→ **TEXT SECTION**
* * * *

Now imagine a more complex equation, say a quadratic equation or a cubic equation. It should be evident that a single neuron cannot effectively model such an equation. In fact, it has been proven that the classical model of perceptron, which we have been following, fails spectacularly when it comes to even simple logical equations like the OR Gate or the NOR gate. The reason is apparent once you realise that the neuron only models equations that bear resemble to the equation for a line. It has also been proved beyond doubt that for modeling more complex tasks a Deep Neural Network is the way to go. A Deep Neural Network is basically just a stack of many layers each of which in turn contains many neurons. This has been shown to be effective in a large number of tasks ranging from modeling mathematical equations to driving cars automatically.

Quadratic Model of Perceptron

The Quadratic Model of Perceptron is a novel model that improves upon the classical perceptron model. It is introduced in the paper Universal Approximation with Quadratic Deep Networks (Fan et al , 2018). In this blog post, we will implement this model using the Tensorflow 2.4.1 Keras library. Note that this is the Tensorflow version that has been used to run the code blocks below but almost any version from the past couple of years should be good to go.

Recall that the model for a classical perceptron is,

$s_i = \phi(w_i * x_i + b_i)$

In comparison, the model for a Quadratic perceptron is,

$s_i = \phi( (w_rx^T + b_r)(w_gx^T + b_g) + w_b(x^2)^T + c )$

[refer to equation 1, Fan et al , 2018]

which is implemented in code as below -

import tensorflow as tf
from tensorflow.keras layers import Layer
from tensorflow.python eager import context
from tensorflow.keras import initializers, activations

class QuadDense(Layer):
    def __init__(self, units, activation=None, **kwargs):
        self.units = int(units) if not isinstance(units, int) else units
        self.activation = activations.get(activation)

* * * *

→ **DATASET SECTION**
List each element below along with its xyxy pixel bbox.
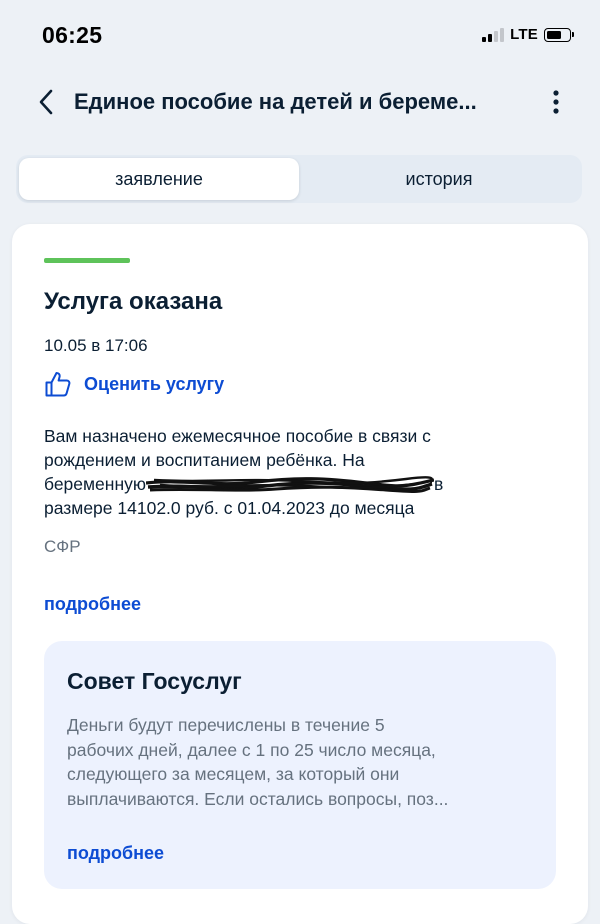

* * * *

→ **EXERCISE**
Carry on the quadratic perceptron post from its final line.

→ **RESPONSE BELOW**
        super(QuadDense, self).__init__(**kwargs)
    def build(self, input_shape):
        last_dim = input_shape[-1]
        self.w_r = self.add_weight(shape=[last_dim, self.units], initializer='normal', name='w_r', trainable=True)
        self.w_g = self.add_weight(shape=[last_dim, self.units], initializer='normal', name='w_g', trainable=True)
        self.w_b = self.add_weight(shape=[last_dim, self.units], initializer='normal', name='w_b', trainable=True)
        self.b_r = self.add_weight(shape=[self.units,], initializer='normal', name='b_r', trainable=True)
        self.b_g = self.add_weight(shape=[self.units,], initializer='normal', name='b_g', trainable=True)
        self.c = self.add_weight(shape=[self.units,], initializer='normal', name='c', trainable=True)
        self.built = True
  
    def apply_weight(self, x, w):
        rank = x.shape.rank
        if rank == 2 or rank is None:
            if isinstance(x, tf.sparse.SparseTensor):
                outputs = tf.sparse.sparse_dense_matmul(x, w)
            else:
                outputs = tf.linalg.matmul(x, w)
        else:
            outputs = tf.tensordot(x, w, [[rank - 1], [0]])
            if not context.executing_eagerly():
                shape = x.shape.as_list()
                output_shape = shape[:-1] + [w.shape[-1]]
                outputs.set_shape(output_shape)
        return outputs

    def call(self, x):
        x_r = self.apply_weight(x, self.w_r) + self.b_r
        x_g = self.apply_weight(x, self.w_g) + self.b_g
        x_b = self.apply_weight(x**2, self.w_b)
        x = tf.multiply(x_r, x_g) + x_b + self.c
        if not (self.activation is None):
            x = self.activation(x)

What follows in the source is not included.